Data excerpts:
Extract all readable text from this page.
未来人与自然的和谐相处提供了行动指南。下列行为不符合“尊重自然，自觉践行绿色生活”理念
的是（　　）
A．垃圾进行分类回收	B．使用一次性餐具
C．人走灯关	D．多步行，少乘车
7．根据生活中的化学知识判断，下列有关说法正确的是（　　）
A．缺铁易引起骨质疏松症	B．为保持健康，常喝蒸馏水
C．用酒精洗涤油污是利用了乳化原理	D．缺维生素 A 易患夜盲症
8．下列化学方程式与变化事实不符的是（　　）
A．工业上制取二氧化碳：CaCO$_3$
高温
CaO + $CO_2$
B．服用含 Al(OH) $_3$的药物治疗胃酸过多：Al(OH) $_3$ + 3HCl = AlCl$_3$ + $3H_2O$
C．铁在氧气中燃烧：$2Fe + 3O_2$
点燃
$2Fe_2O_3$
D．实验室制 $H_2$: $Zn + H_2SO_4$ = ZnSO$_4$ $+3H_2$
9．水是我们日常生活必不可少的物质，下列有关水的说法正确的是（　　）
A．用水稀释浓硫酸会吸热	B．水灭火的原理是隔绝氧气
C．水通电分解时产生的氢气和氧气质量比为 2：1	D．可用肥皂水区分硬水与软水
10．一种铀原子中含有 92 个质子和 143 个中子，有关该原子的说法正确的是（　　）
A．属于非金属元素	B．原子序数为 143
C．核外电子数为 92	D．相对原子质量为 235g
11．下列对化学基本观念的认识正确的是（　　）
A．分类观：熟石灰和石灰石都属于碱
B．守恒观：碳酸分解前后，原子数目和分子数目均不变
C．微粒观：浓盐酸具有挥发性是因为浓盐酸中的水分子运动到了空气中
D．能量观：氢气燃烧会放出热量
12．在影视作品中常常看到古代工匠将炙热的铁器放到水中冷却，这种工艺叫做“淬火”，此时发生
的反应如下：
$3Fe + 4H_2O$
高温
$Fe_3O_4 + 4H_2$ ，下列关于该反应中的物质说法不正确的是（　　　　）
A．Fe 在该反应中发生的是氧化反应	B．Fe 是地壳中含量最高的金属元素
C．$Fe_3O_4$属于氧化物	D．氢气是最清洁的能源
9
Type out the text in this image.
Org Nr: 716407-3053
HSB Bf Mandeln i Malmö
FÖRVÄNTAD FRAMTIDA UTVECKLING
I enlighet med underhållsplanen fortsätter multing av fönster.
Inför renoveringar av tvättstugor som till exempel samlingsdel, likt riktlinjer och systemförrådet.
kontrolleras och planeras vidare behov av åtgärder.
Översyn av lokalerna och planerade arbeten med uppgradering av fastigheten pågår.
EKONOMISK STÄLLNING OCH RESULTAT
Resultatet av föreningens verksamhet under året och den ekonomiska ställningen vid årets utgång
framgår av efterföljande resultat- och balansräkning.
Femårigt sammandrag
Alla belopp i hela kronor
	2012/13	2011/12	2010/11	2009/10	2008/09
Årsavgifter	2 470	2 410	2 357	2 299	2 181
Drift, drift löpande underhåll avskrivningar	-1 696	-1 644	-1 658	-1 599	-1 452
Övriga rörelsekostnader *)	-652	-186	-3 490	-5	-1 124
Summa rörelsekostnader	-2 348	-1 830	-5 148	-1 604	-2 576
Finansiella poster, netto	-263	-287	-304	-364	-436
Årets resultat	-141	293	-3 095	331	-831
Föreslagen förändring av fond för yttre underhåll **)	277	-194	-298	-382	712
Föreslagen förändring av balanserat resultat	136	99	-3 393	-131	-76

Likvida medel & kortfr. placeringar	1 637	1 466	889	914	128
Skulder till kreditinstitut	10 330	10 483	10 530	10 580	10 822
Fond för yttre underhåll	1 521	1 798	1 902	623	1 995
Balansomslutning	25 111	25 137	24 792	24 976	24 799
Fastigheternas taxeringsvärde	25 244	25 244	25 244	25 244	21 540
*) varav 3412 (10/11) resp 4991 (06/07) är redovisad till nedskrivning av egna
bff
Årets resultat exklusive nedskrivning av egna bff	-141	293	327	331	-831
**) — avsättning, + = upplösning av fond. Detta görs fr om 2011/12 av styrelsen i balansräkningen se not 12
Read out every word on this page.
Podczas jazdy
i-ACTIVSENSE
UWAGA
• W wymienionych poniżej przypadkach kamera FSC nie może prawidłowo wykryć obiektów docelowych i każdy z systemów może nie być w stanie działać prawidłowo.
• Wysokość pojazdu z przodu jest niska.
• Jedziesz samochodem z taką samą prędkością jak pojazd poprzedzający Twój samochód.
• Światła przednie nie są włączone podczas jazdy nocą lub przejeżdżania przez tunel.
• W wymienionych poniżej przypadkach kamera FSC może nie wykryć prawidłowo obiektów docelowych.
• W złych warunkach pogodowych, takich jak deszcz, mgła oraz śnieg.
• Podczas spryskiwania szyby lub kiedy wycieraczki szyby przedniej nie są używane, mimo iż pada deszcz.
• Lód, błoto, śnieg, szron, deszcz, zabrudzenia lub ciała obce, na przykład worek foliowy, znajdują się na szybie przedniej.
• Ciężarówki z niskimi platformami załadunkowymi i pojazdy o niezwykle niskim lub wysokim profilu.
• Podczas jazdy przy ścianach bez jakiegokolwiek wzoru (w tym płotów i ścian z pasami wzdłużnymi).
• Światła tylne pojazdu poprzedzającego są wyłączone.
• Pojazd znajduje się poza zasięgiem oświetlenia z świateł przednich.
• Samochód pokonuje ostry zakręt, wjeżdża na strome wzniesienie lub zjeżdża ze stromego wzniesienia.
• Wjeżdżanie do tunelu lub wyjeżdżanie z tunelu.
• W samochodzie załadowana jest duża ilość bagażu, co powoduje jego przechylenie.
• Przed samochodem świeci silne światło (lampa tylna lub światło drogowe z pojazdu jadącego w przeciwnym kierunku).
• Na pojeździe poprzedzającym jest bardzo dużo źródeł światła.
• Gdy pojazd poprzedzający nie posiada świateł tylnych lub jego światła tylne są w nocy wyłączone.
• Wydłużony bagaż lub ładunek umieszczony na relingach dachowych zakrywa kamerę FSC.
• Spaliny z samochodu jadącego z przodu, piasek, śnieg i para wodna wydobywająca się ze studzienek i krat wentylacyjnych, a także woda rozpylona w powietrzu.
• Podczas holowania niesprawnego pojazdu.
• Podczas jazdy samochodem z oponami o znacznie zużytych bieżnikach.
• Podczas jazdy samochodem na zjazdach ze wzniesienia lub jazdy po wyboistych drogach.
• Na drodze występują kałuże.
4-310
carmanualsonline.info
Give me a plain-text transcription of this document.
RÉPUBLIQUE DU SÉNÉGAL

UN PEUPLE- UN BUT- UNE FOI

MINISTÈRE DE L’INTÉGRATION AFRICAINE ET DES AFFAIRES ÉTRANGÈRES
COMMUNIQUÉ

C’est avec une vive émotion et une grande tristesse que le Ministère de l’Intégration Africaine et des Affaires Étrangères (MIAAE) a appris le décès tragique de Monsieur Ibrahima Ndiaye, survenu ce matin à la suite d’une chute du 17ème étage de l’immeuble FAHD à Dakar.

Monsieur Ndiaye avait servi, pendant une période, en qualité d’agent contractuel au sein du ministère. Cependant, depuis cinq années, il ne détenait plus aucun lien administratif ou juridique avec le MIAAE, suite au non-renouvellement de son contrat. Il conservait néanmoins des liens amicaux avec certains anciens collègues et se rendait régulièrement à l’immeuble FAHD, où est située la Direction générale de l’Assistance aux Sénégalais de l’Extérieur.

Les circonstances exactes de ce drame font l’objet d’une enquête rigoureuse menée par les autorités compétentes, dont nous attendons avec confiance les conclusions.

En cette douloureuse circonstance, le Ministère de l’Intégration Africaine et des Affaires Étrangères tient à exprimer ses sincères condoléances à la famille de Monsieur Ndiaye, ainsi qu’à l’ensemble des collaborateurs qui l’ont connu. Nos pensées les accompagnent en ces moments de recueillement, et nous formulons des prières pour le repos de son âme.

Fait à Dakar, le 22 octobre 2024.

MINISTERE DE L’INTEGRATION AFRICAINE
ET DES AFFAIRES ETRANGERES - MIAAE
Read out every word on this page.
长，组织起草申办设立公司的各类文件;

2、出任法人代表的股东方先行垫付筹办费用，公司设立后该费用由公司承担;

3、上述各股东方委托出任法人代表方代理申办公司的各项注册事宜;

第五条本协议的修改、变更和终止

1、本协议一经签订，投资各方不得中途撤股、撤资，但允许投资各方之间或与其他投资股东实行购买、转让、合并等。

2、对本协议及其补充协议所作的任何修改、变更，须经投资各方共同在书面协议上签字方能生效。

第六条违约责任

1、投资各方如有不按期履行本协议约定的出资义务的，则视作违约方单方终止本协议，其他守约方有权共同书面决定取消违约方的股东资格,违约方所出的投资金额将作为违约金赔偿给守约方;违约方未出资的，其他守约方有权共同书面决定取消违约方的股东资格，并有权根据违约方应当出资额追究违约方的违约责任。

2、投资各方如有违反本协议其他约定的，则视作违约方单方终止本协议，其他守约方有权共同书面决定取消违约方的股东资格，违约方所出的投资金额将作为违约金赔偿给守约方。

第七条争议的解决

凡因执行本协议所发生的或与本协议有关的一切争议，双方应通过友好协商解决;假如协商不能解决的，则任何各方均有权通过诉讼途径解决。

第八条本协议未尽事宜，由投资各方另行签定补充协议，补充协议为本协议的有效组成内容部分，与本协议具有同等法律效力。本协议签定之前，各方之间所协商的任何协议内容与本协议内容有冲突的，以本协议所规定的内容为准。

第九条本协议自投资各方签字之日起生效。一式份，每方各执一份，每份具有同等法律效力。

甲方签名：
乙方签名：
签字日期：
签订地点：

What to produce
Using the listing above, gather each line that holds the string "违约方所出的投资金额将作为违约金赔偿给守约方" and copy it.

Task response
1、投资各方如有不按期履行本协议约定的出资义务的，则视作违约方单方终止本协议，其他守约方有权共同书面决定取消违约方的股东资格,违约方所出的投资金额将作为违约金赔偿给守约方;违约方未出资的，其他守约方有权共同书面决定取消违约方的股东资格，并有权根据违约方应当出资额追究违约方的违约责任。
2、投资各方如有违反本协议其他约定的，则视作违约方单方终止本协议，其他守约方有权共同书面决定取消违约方的股东资格，违约方所出的投资金额将作为违约金赔偿给守约方。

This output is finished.